With the pictures left out, return exactly the lines from the one containing "Enumerate this screenshot's" through the end of the listing below.
## start
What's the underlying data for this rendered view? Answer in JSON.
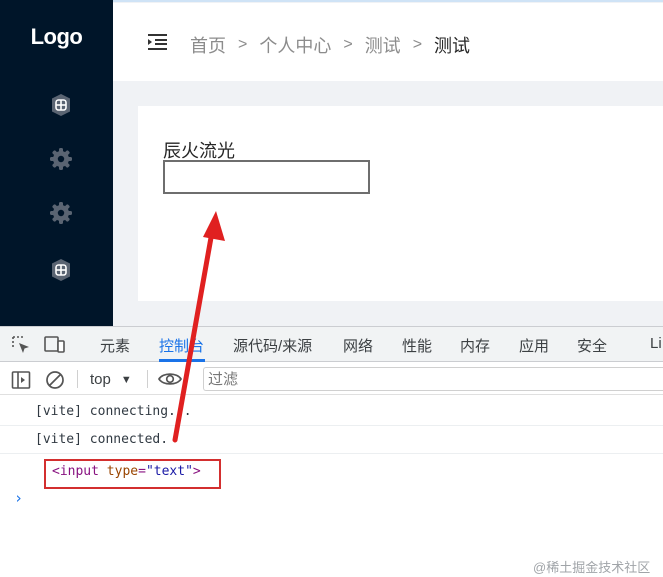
{
  "app": {
    "logo": "Logo",
    "sidebar_icons": [
      "grid-icon",
      "gear-icon",
      "gear-icon",
      "grid-icon"
    ],
    "breadcrumb": {
      "items": [
        "首页",
        "个人中心",
        "测试"
      ],
      "current": "测试",
      "separator": ">"
    },
    "form": {
      "label": "辰火流光",
      "input_value": ""
    }
  },
  "devtools": {
    "tabs": [
      "元素",
      "控制台",
      "源代码/来源",
      "网络",
      "性能",
      "内存",
      "应用",
      "安全",
      "Li"
    ],
    "active_tab": "控制台",
    "toolbar": {
      "context": "top",
      "filter_placeholder": "过滤"
    },
    "logs": [
      "[vite] connecting...",
      "[vite] connected."
    ],
    "logged_node": {
      "tag_open": "<input",
      "attr_name": "type",
      "attr_eq": "=",
      "attr_value": "\"text\"",
      "tag_close": ">"
    },
    "prompt": "›"
  },
  "watermark": "@稀土掘金技术社区",
  "colors": {
    "sidebar_bg": "#001529",
    "active_tab": "#1a73e8",
    "annotation_red": "#d32f2f"
  }
}
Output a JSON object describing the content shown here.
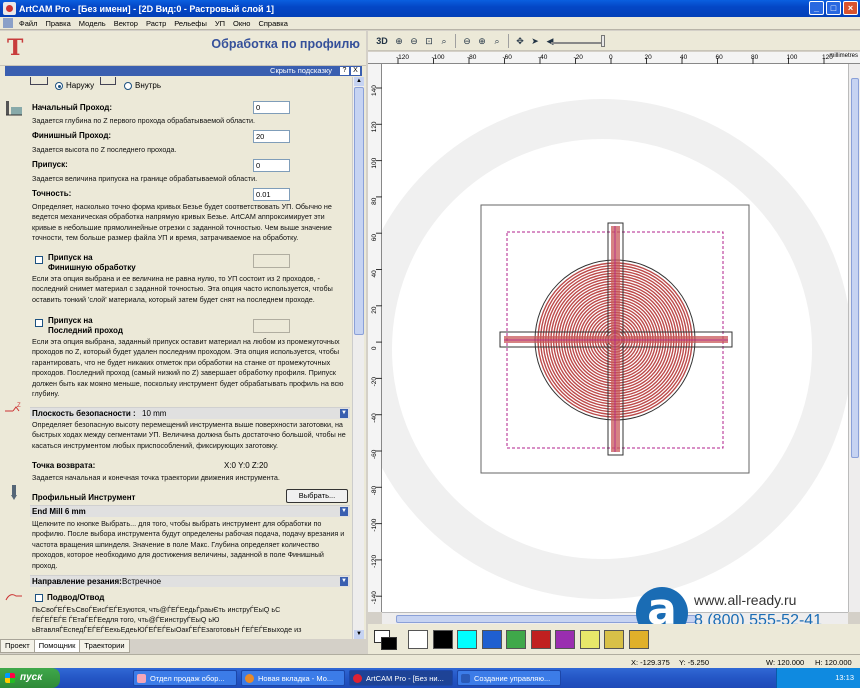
{
  "window": {
    "title": "ArtCAM Pro - [Без имени] - [2D Вид:0 - Растровый слой 1]",
    "buttons": [
      "_",
      "□",
      "×"
    ]
  },
  "menu": [
    "Файл",
    "Правка",
    "Модель",
    "Вектор",
    "Растр",
    "Рельефы",
    "УП",
    "Окно",
    "Справка"
  ],
  "panel": {
    "title": "Обработка по профилю",
    "hint_bar": "Скрыть подсказку",
    "hint_help": "?",
    "hint_close": "X",
    "side": {
      "outside_label": "Наружу",
      "inside_label": "Внутрь",
      "selected": "outside"
    },
    "start_pass": {
      "label": "Начальный Проход:",
      "value": "0",
      "desc": "Задается глубина по Z первого прохода обрабатываемой области."
    },
    "finish_pass": {
      "label": "Финишный Проход:",
      "value": "20",
      "desc": "Задается высота по Z последнего прохода."
    },
    "allowance": {
      "label": "Припуск:",
      "value": "0",
      "desc": "Задается величина припуска на границе обрабатываемой области."
    },
    "tolerance": {
      "label": "Точность:",
      "value": "0.01",
      "desc": "Определяет, насколько точно форма кривых Безье будет соответствовать УП. Обычно не ведется механическая обработка напрямую кривых Безье. ArtCAM аппроксимирует эти кривые в небольшие прямолинейные отрезки с заданной точностью. Чем выше значение точности, тем больше размер файла УП и время, затрачиваемое на обработку."
    },
    "finish_allowance": {
      "label_line1": "Припуск на",
      "label_line2": "Финишную обработку",
      "desc": "Если эта опция выбрана и ее величина не равна нулю, то УП состоит из 2 проходов, - последний снимет материал с заданной точностью. Эта опция часто используется, чтобы оставить тонкий 'слой' материала, который затем будет снят на последнем проходе."
    },
    "last_pass_allowance": {
      "label_line1": "Припуск на",
      "label_line2": "Последний проход",
      "desc": "Если эта опция выбрана, заданный припуск оставит материал на любом из промежуточных проходов по Z, который будет удален последним проходом. Эта опция используется, чтобы гарантировать, что не будет никаких отметок при обработки на станке от промежуточных проходов. Последний проход (самый низкий по Z) завершает обработку профиля. Припуск должен быть как можно меньше, поскольку инструмент будет обрабатывать профиль на всю глубину."
    },
    "safe_z": {
      "label": "Плоскость безопасности :",
      "value": "10 mm",
      "desc": "Определяет безопасную высоту перемещений инструмента выше поверхности заготовки, на быстрых ходах между сегментами УП. Величина должна быть достаточно большой, чтобы не касаться инструментом любых приспособлений, фиксирующих заготовку."
    },
    "home": {
      "label": "Точка возврата:",
      "value": "X:0 Y:0 Z:20",
      "desc": "Задается начальная и конечная точка траектории движения инструмента."
    },
    "tool": {
      "label": "Профильный Инструмент",
      "button": "Выбрать...",
      "name": "End Mill 6 mm",
      "desc": "Щелкните по кнопке Выбрать... для того, чтобы выбрать инструмент для обработки по профилю. После выбора инструмента будут определены рабочая подача, подачу врезания и частота вращения шпинделя. Значение в поле Макс. Глубина определяет количество проходов, которое необходимо для достижения величины, заданной в поле Финишный проход."
    },
    "cut_direction": {
      "label": "Направление резания:",
      "value": "Встречное"
    },
    "lead": {
      "label": "Подвод/Отвод",
      "garbled1": "ПьСвоЃЕЃЕъСвоЃЕисЃЕЃЕзуются, чть@ЃЕЃЕедьЃраыЄть инструЃЕыQ ьС",
      "garbled2": "ЃЕЃЕЃЕЃЕ ЃЕтаЃЕЃЕедля того, чть@ЃЕинструЃЕыQ ьЮ",
      "garbled3": "ьВтавляЃЕспедЃЕЃЕЃЕехьЕдеьЮЃЕЃЕЃЕыОакЃЕЃЕзаготовьН ЃЕЃЕЃЕвыходе из"
    }
  },
  "bottom_tabs": [
    "Проект",
    "Помощник",
    "Траектории"
  ],
  "view_toolbar": {
    "mode_3d": "3D"
  },
  "ruler": {
    "units": "millimetres",
    "top_ticks": [
      "-120",
      "-100",
      "-80",
      "-60",
      "-40",
      "-20",
      "0",
      "20",
      "40",
      "60",
      "80",
      "100",
      "120"
    ],
    "left_ticks": [
      "140",
      "120",
      "100",
      "80",
      "60",
      "40",
      "20",
      "0",
      "-20",
      "-40",
      "-60",
      "-80",
      "-100",
      "-120",
      "-140"
    ]
  },
  "palette": {
    "colors": [
      "#ffffff",
      "#000000",
      "#00ffff",
      "#1f5fd0",
      "#3fa84a",
      "#c02020",
      "#9a2eb0",
      "#e8e86a",
      "#d8c048",
      "#e0b02a"
    ]
  },
  "status": {
    "x": "X: -129.375",
    "y": "Y: -5.250",
    "w": "W: 120.000",
    "h": "H: 120.000"
  },
  "taskbar": {
    "start": "пуск",
    "tasks": [
      "Отдел продаж обор...",
      "Новая вкладка - Мо...",
      "ArtCAM Pro - [Без ни...",
      "Создание управляю..."
    ],
    "lang": "EN",
    "time": "13:13"
  },
  "brand": {
    "site": "www.all-ready.ru",
    "phone": "8 (800) 555-52-41"
  },
  "colors": {
    "accent": "#3a5fb0",
    "toolpath": "#b02a2a",
    "boundary": "#b0208c"
  }
}
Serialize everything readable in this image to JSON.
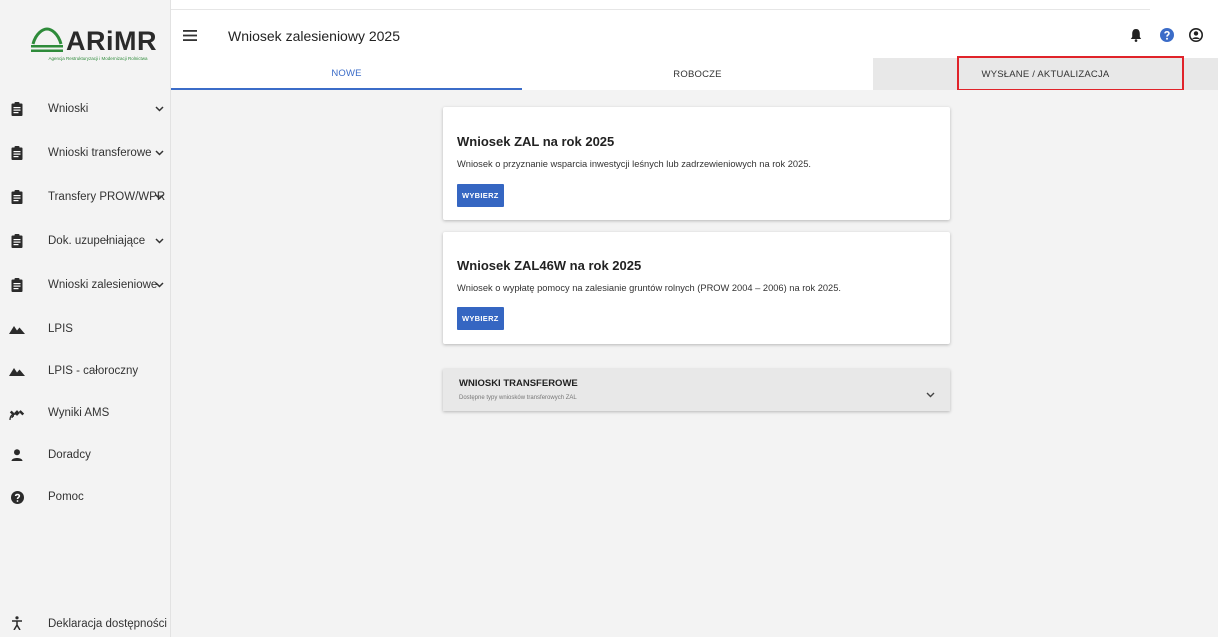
{
  "logo": {
    "text": "ARiMR",
    "subtitle": "Agencja Restrukturyzacji i Modernizacji Rolnictwa"
  },
  "header": {
    "title": "Wniosek zalesieniowy 2025",
    "icons": [
      "bell-icon",
      "help-icon",
      "account-icon"
    ]
  },
  "sidebar": {
    "items": [
      {
        "label": "Wnioski",
        "icon": "clipboard-icon",
        "has_chevron": true
      },
      {
        "label": "Wnioski transferowe",
        "icon": "clipboard-icon",
        "has_chevron": true
      },
      {
        "label": "Transfery PROW/WPR",
        "icon": "clipboard-icon",
        "has_chevron": true
      },
      {
        "label": "Dok. uzupełniające",
        "icon": "clipboard-icon",
        "has_chevron": true
      },
      {
        "label": "Wnioski zalesieniowe",
        "icon": "clipboard-icon",
        "has_chevron": true
      },
      {
        "label": "LPIS",
        "icon": "terrain-icon",
        "has_chevron": false
      },
      {
        "label": "LPIS - całoroczny",
        "icon": "terrain-icon",
        "has_chevron": false
      },
      {
        "label": "Wyniki AMS",
        "icon": "satellite-icon",
        "has_chevron": false
      },
      {
        "label": "Doradcy",
        "icon": "person-icon",
        "has_chevron": false
      },
      {
        "label": "Pomoc",
        "icon": "help-icon",
        "has_chevron": false
      }
    ],
    "footer_label": "Deklaracja dostępności"
  },
  "tabs": [
    {
      "label": "NOWE",
      "active": true
    },
    {
      "label": "ROBOCZE",
      "active": false
    },
    {
      "label": "WYSŁANE / AKTUALIZACJA",
      "active": false,
      "highlighted": true
    }
  ],
  "cards": [
    {
      "title": "Wniosek ZAL na rok 2025",
      "description": "Wniosek o przyznanie wsparcia inwestycji leśnych lub zadrzewieniowych na rok 2025.",
      "button": "WYBIERZ"
    },
    {
      "title": "Wniosek ZAL46W na rok 2025",
      "description": "Wniosek o wypłatę pomocy na zalesianie gruntów rolnych (PROW 2004 – 2006) na rok 2025.",
      "button": "WYBIERZ"
    }
  ],
  "expander": {
    "title": "WNIOSKI TRANSFEROWE",
    "subtitle": "Dostępne typy wniosków transferowych ZAL"
  },
  "colors": {
    "accent": "#3566c2",
    "tab_active": "#3b6cc8",
    "highlight": "#e0232a",
    "logo_green": "#2e8b3a",
    "help_blue": "#3b6cc8"
  }
}
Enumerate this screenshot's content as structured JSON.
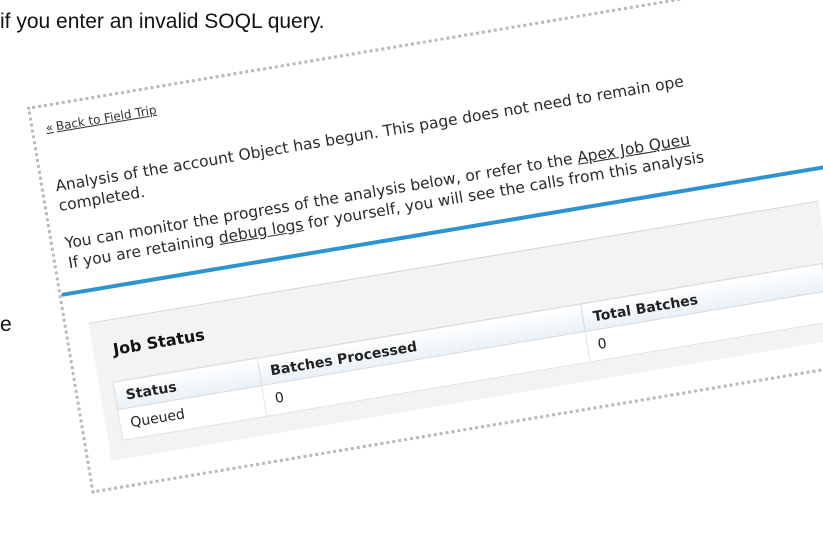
{
  "document": {
    "top_line": "if you enter an invalid SOQL query.",
    "left_fragment": "e"
  },
  "screenshot": {
    "back_link": "Back to Field Trip",
    "back_link_prefix": "«",
    "para1_text": "Analysis of the account Object has begun. This page does not need to remain ope",
    "para1_cont": "completed.",
    "para2_line1_text": "You can monitor the progress of the analysis below, or refer to the ",
    "para2_line1_link": "Apex Job Queu",
    "para2_line2_prefix": "If you are retaining ",
    "para2_line2_link": "debug logs",
    "para2_line2_suffix": " for yourself, you will see the calls from this analysis",
    "job_status": {
      "title": "Job Status",
      "columns": [
        "Status",
        "Batches Processed",
        "Total Batches"
      ],
      "rows": [
        [
          "Queued",
          "0",
          "0"
        ]
      ]
    }
  },
  "colors": {
    "accent_bar": "#2f93cf",
    "border_dotted": "#b9b9b9"
  }
}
## end
• ANSWER IN FULL:
Enumerate this screenshot's content as structured JSON.
{
  "document": {
    "top_line": "if you enter an invalid SOQL query.",
    "left_fragment": "e"
  },
  "screenshot": {
    "back_link": "Back to Field Trip",
    "back_link_prefix": "«",
    "para1_text": "Analysis of the account Object has begun. This page does not need to remain ope",
    "para1_cont": "completed.",
    "para2_line1_text": "You can monitor the progress of the analysis below, or refer to the ",
    "para2_line1_link": "Apex Job Queu",
    "para2_line2_prefix": "If you are retaining ",
    "para2_line2_link": "debug logs",
    "para2_line2_suffix": " for yourself, you will see the calls from this analysis",
    "job_status": {
      "title": "Job Status",
      "columns": [
        "Status",
        "Batches Processed",
        "Total Batches"
      ],
      "rows": [
        [
          "Queued",
          "0",
          "0"
        ]
      ]
    }
  },
  "colors": {
    "accent_bar": "#2f93cf",
    "border_dotted": "#b9b9b9"
  }
}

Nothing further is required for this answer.